Extract the text of every entry below exactly; leave images out.
◇ ◇ ◇ ◇ ◇
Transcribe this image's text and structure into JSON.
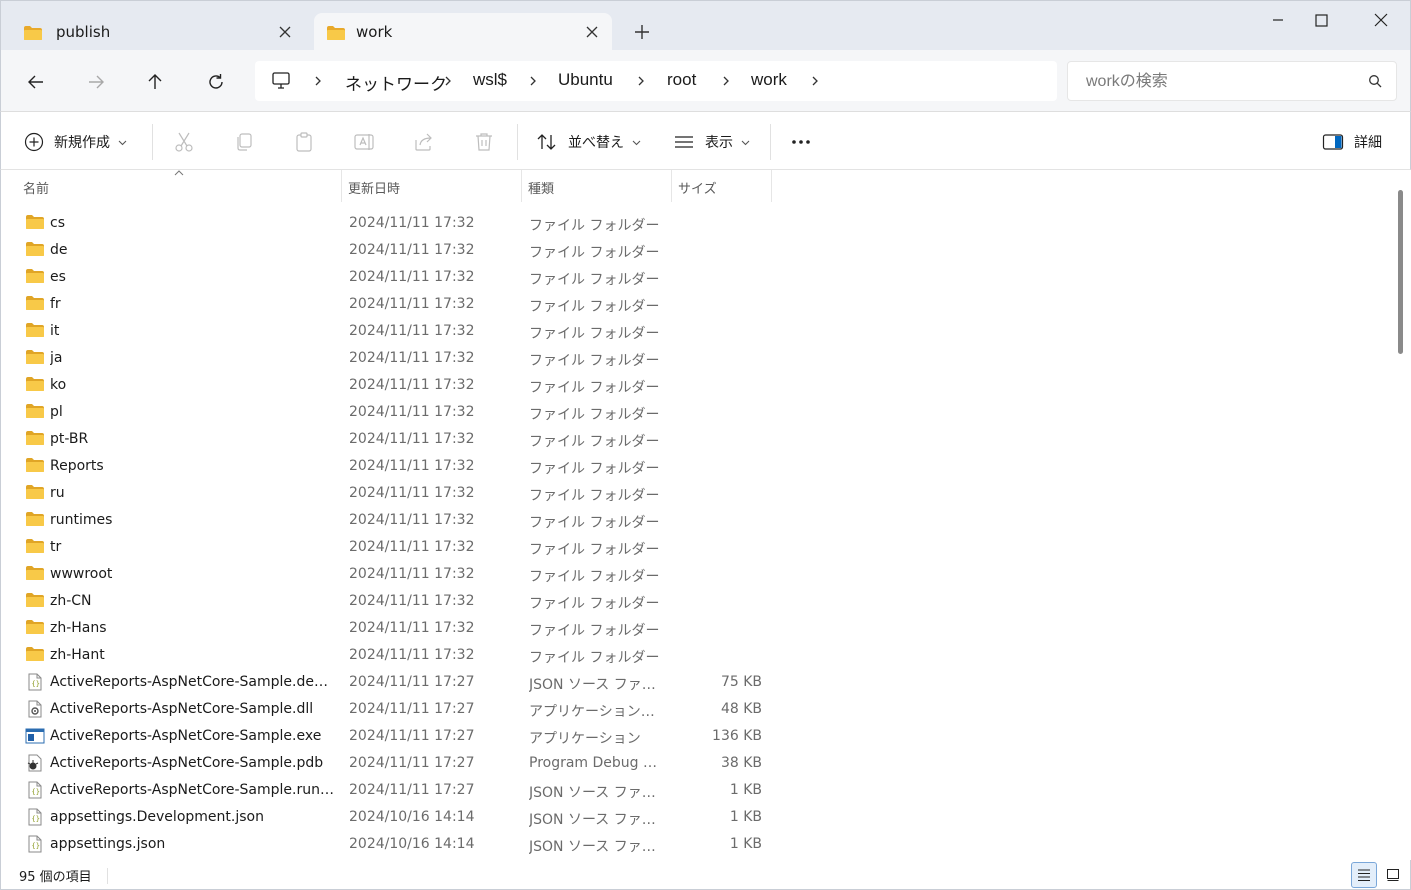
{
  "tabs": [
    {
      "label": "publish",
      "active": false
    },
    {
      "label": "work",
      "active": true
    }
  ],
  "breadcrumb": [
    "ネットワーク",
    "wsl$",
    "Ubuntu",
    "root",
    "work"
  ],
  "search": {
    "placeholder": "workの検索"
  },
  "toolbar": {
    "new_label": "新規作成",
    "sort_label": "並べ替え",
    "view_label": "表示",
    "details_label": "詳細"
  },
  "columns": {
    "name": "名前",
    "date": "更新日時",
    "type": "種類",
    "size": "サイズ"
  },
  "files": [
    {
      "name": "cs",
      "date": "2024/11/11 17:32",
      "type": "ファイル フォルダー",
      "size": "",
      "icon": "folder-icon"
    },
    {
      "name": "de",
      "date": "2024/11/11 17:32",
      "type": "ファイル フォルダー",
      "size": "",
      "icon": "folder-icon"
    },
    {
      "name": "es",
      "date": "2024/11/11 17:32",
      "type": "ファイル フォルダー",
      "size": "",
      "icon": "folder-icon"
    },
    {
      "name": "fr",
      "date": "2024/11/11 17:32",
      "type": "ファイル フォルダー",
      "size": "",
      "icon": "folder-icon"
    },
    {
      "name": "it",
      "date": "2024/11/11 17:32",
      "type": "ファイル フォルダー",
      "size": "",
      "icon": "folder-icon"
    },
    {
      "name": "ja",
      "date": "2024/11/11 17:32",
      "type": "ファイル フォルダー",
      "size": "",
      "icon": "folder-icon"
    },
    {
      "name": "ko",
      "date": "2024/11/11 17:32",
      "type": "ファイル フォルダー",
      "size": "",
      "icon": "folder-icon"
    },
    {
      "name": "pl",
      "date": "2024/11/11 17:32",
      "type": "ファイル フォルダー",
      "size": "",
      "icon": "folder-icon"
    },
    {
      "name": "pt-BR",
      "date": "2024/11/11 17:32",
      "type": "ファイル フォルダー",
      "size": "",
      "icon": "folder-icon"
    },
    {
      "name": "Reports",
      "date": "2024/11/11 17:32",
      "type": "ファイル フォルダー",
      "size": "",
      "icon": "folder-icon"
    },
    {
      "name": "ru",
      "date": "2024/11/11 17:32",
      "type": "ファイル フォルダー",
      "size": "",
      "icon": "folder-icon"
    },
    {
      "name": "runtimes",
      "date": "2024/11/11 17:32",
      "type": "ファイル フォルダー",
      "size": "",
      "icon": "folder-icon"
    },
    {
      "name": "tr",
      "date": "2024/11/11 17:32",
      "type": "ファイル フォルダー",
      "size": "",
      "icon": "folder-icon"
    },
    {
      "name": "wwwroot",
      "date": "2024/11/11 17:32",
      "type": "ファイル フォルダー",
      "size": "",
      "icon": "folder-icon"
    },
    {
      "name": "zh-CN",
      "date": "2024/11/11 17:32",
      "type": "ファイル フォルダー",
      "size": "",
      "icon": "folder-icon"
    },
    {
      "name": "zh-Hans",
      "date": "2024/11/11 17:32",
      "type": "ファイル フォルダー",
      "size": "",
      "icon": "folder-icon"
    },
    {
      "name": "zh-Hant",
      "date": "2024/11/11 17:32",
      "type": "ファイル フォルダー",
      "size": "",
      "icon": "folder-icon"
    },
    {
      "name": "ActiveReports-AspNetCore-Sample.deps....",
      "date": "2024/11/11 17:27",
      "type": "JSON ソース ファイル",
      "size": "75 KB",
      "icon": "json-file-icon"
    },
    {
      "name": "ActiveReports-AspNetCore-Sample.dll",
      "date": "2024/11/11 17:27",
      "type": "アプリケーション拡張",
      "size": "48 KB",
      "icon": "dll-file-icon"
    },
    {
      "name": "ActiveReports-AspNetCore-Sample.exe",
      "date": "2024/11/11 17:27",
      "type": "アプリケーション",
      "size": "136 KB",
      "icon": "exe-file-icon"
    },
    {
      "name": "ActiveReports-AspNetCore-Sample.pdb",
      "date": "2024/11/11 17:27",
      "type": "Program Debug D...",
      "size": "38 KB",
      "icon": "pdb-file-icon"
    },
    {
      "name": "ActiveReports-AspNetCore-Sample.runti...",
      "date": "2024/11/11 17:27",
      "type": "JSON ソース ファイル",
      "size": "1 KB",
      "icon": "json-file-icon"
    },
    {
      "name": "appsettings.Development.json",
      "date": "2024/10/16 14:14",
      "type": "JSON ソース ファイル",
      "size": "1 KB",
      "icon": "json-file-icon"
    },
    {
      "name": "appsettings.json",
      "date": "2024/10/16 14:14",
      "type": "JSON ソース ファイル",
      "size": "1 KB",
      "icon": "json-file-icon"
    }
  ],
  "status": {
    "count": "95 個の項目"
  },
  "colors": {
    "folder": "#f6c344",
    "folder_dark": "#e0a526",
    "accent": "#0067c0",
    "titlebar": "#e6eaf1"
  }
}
◇ ◇ ◇ ◇ ◇
Written response:
Transcribe this image's text and structure into JSON.
{
  "tabs": [
    {
      "label": "publish",
      "active": false
    },
    {
      "label": "work",
      "active": true
    }
  ],
  "breadcrumb": [
    "ネットワーク",
    "wsl$",
    "Ubuntu",
    "root",
    "work"
  ],
  "search": {
    "placeholder": "workの検索"
  },
  "toolbar": {
    "new_label": "新規作成",
    "sort_label": "並べ替え",
    "view_label": "表示",
    "details_label": "詳細"
  },
  "columns": {
    "name": "名前",
    "date": "更新日時",
    "type": "種類",
    "size": "サイズ"
  },
  "files": [
    {
      "name": "cs",
      "date": "2024/11/11 17:32",
      "type": "ファイル フォルダー",
      "size": "",
      "icon": "folder-icon"
    },
    {
      "name": "de",
      "date": "2024/11/11 17:32",
      "type": "ファイル フォルダー",
      "size": "",
      "icon": "folder-icon"
    },
    {
      "name": "es",
      "date": "2024/11/11 17:32",
      "type": "ファイル フォルダー",
      "size": "",
      "icon": "folder-icon"
    },
    {
      "name": "fr",
      "date": "2024/11/11 17:32",
      "type": "ファイル フォルダー",
      "size": "",
      "icon": "folder-icon"
    },
    {
      "name": "it",
      "date": "2024/11/11 17:32",
      "type": "ファイル フォルダー",
      "size": "",
      "icon": "folder-icon"
    },
    {
      "name": "ja",
      "date": "2024/11/11 17:32",
      "type": "ファイル フォルダー",
      "size": "",
      "icon": "folder-icon"
    },
    {
      "name": "ko",
      "date": "2024/11/11 17:32",
      "type": "ファイル フォルダー",
      "size": "",
      "icon": "folder-icon"
    },
    {
      "name": "pl",
      "date": "2024/11/11 17:32",
      "type": "ファイル フォルダー",
      "size": "",
      "icon": "folder-icon"
    },
    {
      "name": "pt-BR",
      "date": "2024/11/11 17:32",
      "type": "ファイル フォルダー",
      "size": "",
      "icon": "folder-icon"
    },
    {
      "name": "Reports",
      "date": "2024/11/11 17:32",
      "type": "ファイル フォルダー",
      "size": "",
      "icon": "folder-icon"
    },
    {
      "name": "ru",
      "date": "2024/11/11 17:32",
      "type": "ファイル フォルダー",
      "size": "",
      "icon": "folder-icon"
    },
    {
      "name": "runtimes",
      "date": "2024/11/11 17:32",
      "type": "ファイル フォルダー",
      "size": "",
      "icon": "folder-icon"
    },
    {
      "name": "tr",
      "date": "2024/11/11 17:32",
      "type": "ファイル フォルダー",
      "size": "",
      "icon": "folder-icon"
    },
    {
      "name": "wwwroot",
      "date": "2024/11/11 17:32",
      "type": "ファイル フォルダー",
      "size": "",
      "icon": "folder-icon"
    },
    {
      "name": "zh-CN",
      "date": "2024/11/11 17:32",
      "type": "ファイル フォルダー",
      "size": "",
      "icon": "folder-icon"
    },
    {
      "name": "zh-Hans",
      "date": "2024/11/11 17:32",
      "type": "ファイル フォルダー",
      "size": "",
      "icon": "folder-icon"
    },
    {
      "name": "zh-Hant",
      "date": "2024/11/11 17:32",
      "type": "ファイル フォルダー",
      "size": "",
      "icon": "folder-icon"
    },
    {
      "name": "ActiveReports-AspNetCore-Sample.deps....",
      "date": "2024/11/11 17:27",
      "type": "JSON ソース ファイル",
      "size": "75 KB",
      "icon": "json-file-icon"
    },
    {
      "name": "ActiveReports-AspNetCore-Sample.dll",
      "date": "2024/11/11 17:27",
      "type": "アプリケーション拡張",
      "size": "48 KB",
      "icon": "dll-file-icon"
    },
    {
      "name": "ActiveReports-AspNetCore-Sample.exe",
      "date": "2024/11/11 17:27",
      "type": "アプリケーション",
      "size": "136 KB",
      "icon": "exe-file-icon"
    },
    {
      "name": "ActiveReports-AspNetCore-Sample.pdb",
      "date": "2024/11/11 17:27",
      "type": "Program Debug D...",
      "size": "38 KB",
      "icon": "pdb-file-icon"
    },
    {
      "name": "ActiveReports-AspNetCore-Sample.runti...",
      "date": "2024/11/11 17:27",
      "type": "JSON ソース ファイル",
      "size": "1 KB",
      "icon": "json-file-icon"
    },
    {
      "name": "appsettings.Development.json",
      "date": "2024/10/16 14:14",
      "type": "JSON ソース ファイル",
      "size": "1 KB",
      "icon": "json-file-icon"
    },
    {
      "name": "appsettings.json",
      "date": "2024/10/16 14:14",
      "type": "JSON ソース ファイル",
      "size": "1 KB",
      "icon": "json-file-icon"
    }
  ],
  "status": {
    "count": "95 個の項目"
  },
  "colors": {
    "folder": "#f6c344",
    "folder_dark": "#e0a526",
    "accent": "#0067c0",
    "titlebar": "#e6eaf1"
  }
}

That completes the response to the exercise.